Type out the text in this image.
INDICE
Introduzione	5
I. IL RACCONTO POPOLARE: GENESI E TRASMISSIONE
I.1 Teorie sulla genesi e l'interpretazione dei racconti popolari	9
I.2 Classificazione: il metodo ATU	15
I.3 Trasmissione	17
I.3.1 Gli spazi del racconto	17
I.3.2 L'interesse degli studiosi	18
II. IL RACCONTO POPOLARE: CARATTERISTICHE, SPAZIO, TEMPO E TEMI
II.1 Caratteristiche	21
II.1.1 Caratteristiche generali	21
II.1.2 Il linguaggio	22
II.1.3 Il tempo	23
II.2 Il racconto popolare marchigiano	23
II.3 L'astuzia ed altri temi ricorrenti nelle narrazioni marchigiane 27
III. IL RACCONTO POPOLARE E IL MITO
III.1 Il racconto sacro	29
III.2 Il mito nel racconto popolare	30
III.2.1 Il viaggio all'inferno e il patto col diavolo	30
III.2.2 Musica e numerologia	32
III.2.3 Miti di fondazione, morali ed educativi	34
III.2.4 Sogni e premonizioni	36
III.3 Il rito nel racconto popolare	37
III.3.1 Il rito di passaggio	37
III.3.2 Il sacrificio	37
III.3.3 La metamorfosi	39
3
----
What is required: Which lines in the listing have the string "rito"? Pick them out and copy them.

Written answer:
III.3 Il rito nel racconto popolare	37
III.3.1 Il rito di passaggio	37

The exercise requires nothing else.